* PROMPT
Find each line that has the string "Pflüger" and give the total, with nothing else.

(Extracted data entries)

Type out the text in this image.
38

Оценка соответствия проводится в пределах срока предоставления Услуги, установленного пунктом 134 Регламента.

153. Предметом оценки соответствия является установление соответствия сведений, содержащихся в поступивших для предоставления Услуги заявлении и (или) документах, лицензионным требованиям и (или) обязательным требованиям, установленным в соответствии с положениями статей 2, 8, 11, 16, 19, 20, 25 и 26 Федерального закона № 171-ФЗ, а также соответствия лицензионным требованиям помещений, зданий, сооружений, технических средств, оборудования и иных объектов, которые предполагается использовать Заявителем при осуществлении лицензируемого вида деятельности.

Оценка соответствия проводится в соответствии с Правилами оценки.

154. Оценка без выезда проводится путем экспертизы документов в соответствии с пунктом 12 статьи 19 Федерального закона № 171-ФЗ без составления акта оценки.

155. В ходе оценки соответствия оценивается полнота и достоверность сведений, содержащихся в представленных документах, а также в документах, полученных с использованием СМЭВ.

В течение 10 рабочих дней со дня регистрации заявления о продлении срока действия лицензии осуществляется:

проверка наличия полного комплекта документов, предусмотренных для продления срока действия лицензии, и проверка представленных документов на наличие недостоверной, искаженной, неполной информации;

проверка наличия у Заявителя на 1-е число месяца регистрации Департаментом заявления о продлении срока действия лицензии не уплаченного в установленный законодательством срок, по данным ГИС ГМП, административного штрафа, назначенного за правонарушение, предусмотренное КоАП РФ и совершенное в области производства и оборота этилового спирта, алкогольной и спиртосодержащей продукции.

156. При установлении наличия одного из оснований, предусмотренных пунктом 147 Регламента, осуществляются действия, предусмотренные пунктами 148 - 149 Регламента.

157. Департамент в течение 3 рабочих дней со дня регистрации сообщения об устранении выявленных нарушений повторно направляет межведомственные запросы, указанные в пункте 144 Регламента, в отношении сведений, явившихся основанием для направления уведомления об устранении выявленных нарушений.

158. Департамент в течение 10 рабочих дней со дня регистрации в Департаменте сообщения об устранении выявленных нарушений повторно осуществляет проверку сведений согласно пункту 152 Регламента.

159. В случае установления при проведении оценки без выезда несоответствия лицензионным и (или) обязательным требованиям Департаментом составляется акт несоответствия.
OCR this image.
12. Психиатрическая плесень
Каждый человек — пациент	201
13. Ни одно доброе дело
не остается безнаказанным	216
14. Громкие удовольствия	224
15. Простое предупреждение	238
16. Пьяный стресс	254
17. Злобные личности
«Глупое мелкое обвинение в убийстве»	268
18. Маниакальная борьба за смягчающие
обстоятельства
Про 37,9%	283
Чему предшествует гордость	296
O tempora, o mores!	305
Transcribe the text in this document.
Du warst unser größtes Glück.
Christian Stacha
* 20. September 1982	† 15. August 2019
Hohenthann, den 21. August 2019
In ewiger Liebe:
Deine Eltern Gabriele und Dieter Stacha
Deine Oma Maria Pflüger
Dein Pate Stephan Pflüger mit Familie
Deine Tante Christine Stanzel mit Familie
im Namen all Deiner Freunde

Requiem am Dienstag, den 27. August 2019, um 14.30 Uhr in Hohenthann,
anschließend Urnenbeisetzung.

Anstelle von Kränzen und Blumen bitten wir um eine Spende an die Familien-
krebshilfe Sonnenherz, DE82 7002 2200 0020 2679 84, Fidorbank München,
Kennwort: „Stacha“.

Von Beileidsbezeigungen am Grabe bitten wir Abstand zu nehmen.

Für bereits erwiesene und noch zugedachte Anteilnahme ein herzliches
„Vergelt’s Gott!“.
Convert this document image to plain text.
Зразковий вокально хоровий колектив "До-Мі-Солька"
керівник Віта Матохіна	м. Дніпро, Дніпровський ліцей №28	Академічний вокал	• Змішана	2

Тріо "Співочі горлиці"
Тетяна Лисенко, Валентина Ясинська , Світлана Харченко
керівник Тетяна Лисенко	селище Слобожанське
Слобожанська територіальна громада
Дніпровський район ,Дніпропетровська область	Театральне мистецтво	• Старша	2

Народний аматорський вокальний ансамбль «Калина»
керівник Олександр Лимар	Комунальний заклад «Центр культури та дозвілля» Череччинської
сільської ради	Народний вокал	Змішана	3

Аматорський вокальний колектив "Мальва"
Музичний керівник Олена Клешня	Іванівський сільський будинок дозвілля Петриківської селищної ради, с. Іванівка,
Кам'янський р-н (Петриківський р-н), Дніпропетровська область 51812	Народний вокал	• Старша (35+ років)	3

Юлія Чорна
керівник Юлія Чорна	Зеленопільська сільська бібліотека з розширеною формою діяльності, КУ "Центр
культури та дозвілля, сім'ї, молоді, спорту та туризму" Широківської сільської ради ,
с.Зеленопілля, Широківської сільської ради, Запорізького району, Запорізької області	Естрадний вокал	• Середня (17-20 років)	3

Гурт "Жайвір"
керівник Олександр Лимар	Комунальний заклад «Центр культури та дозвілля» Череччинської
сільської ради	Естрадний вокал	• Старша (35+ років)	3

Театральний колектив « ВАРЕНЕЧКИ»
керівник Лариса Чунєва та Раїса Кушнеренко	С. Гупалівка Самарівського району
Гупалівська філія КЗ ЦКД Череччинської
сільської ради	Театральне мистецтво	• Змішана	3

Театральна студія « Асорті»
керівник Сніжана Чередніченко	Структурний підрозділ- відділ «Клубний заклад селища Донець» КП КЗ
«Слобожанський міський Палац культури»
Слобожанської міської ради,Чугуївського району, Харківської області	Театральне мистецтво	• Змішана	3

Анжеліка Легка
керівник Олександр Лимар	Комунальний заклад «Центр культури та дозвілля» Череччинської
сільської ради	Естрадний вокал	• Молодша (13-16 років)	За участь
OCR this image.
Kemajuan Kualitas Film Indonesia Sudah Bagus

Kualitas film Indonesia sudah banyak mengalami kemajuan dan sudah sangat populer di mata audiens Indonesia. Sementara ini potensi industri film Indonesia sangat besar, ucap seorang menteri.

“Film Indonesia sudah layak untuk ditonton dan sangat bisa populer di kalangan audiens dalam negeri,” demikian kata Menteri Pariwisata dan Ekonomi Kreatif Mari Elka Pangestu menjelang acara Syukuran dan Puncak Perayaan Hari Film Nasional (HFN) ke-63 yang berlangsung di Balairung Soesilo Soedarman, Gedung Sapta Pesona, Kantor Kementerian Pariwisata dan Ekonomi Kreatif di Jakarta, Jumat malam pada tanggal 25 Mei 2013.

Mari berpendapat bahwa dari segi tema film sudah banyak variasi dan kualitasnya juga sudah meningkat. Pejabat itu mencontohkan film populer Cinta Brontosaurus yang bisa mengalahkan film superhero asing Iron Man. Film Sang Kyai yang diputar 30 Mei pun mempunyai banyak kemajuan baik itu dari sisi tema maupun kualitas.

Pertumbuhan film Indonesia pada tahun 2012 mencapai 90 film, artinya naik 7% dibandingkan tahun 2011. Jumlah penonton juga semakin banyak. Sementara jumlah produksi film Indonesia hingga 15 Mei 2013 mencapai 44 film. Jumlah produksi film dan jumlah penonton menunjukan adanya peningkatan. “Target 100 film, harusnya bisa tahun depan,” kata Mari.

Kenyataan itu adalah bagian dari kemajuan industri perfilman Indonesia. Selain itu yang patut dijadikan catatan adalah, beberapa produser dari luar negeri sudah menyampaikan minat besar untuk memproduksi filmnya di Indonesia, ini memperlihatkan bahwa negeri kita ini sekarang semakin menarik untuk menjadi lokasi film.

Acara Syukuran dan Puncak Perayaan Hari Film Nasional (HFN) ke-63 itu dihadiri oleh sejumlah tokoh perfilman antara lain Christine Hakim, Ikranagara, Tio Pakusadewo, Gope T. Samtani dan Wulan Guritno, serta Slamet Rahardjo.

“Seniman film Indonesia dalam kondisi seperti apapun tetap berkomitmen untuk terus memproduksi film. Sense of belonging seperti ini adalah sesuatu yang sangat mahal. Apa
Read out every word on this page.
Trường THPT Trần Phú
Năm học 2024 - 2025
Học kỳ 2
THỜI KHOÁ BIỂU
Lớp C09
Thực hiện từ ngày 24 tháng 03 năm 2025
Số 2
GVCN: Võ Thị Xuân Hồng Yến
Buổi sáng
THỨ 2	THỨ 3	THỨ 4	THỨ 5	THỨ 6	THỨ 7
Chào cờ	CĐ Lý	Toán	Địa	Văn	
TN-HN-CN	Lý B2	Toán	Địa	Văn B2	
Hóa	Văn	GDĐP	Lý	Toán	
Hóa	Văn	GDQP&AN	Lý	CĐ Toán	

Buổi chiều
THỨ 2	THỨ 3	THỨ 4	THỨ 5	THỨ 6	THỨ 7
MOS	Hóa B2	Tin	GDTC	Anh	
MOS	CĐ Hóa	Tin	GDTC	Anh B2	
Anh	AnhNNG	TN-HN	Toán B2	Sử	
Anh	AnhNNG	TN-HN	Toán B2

* OUTPUT FOR THIS TASK
2